Data entries start

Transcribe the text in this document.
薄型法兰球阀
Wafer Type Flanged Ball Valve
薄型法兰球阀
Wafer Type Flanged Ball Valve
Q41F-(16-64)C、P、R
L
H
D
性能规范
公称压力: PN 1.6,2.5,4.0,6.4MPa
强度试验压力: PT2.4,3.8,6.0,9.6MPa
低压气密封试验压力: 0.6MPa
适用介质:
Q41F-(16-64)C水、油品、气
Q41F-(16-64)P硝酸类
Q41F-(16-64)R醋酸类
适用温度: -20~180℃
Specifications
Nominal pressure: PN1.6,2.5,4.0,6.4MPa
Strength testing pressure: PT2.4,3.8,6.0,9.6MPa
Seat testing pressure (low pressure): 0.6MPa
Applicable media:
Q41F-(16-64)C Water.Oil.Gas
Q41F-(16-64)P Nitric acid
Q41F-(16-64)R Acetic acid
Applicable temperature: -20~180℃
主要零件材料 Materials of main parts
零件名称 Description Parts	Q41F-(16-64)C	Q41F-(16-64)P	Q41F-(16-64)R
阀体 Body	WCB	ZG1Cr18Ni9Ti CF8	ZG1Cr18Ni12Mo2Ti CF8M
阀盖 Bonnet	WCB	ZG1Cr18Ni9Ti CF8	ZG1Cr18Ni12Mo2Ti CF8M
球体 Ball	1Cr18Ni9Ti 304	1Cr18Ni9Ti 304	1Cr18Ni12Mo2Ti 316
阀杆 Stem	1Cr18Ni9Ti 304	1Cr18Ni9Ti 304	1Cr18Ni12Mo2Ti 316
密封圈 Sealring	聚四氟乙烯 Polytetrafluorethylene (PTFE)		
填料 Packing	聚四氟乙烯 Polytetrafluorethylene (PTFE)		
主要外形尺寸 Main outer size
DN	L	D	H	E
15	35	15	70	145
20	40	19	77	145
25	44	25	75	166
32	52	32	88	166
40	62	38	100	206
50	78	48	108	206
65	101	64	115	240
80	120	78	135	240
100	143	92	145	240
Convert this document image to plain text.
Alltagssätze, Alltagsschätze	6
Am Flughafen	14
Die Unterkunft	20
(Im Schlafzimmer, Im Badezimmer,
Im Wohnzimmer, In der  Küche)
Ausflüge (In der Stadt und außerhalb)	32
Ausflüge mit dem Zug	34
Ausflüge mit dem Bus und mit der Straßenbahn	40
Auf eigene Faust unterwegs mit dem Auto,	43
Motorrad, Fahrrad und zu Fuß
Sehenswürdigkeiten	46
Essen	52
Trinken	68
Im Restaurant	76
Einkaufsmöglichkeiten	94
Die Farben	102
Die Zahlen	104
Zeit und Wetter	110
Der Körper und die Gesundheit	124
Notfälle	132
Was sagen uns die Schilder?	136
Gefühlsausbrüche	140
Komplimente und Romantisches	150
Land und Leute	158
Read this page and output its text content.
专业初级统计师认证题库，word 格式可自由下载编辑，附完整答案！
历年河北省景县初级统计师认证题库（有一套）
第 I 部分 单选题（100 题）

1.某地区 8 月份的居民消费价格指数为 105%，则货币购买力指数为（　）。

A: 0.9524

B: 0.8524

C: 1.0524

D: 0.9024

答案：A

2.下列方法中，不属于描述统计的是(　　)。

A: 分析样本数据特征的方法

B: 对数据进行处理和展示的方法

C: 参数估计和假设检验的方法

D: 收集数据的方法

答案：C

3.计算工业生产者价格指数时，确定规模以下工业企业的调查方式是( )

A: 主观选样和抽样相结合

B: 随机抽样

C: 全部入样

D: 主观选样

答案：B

Data entries end

— Goal —
Determine the number of lines in these entries that contain the word "Polytetrafluorethylene", and write only that number.

— In response —
2